Problem requirements
Look through the listing below and report how many lines contain "this", as a bare number.

Dataset items:

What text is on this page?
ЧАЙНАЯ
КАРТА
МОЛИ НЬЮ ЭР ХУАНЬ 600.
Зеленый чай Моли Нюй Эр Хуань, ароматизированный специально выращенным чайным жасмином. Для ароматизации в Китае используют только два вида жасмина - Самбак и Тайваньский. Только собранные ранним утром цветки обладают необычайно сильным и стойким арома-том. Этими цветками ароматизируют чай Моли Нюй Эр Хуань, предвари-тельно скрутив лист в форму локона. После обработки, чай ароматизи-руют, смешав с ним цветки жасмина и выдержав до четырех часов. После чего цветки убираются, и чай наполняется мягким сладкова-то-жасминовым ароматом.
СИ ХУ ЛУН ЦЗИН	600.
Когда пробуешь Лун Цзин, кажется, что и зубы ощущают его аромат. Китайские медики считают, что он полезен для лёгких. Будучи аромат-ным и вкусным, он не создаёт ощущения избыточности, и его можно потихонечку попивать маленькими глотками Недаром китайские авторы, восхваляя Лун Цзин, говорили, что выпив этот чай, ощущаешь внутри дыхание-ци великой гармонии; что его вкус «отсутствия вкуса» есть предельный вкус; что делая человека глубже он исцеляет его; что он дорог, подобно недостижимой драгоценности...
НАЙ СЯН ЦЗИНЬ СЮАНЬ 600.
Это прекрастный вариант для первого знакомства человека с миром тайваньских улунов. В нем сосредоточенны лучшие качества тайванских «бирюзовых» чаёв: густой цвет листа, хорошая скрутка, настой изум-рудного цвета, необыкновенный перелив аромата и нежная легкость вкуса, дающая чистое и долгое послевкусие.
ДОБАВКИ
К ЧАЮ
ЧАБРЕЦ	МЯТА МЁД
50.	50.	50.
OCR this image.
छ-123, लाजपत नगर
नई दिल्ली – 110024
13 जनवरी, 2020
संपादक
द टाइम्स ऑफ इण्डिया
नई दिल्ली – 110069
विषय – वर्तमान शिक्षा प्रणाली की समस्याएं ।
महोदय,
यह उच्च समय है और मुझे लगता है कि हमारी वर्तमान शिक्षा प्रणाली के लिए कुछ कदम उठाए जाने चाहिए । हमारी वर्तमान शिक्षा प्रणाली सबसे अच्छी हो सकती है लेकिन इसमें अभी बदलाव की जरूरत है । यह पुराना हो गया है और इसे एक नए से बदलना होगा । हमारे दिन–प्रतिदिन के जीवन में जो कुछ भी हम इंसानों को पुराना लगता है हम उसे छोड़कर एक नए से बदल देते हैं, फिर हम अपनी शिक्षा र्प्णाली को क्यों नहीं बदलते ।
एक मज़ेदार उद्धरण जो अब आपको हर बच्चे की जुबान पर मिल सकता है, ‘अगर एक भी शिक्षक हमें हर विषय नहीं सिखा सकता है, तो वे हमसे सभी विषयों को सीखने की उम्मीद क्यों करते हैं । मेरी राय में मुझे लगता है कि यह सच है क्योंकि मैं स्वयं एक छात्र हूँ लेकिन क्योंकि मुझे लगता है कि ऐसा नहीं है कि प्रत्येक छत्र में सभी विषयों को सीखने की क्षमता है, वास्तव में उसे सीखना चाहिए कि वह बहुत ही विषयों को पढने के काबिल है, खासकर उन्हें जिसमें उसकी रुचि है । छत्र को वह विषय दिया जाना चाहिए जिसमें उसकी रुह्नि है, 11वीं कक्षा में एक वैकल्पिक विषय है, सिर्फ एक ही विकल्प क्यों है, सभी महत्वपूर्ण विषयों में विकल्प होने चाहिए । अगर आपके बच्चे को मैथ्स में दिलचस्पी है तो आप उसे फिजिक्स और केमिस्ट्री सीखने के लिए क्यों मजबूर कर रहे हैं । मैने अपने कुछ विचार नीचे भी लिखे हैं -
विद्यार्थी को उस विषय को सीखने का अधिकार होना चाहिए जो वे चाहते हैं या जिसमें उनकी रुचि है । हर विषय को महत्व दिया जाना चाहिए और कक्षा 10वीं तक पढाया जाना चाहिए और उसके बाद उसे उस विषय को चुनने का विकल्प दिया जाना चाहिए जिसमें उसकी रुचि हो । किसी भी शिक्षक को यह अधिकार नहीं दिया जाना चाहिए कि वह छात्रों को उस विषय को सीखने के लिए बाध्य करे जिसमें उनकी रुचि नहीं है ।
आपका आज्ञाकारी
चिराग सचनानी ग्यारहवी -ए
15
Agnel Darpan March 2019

Result of the task
2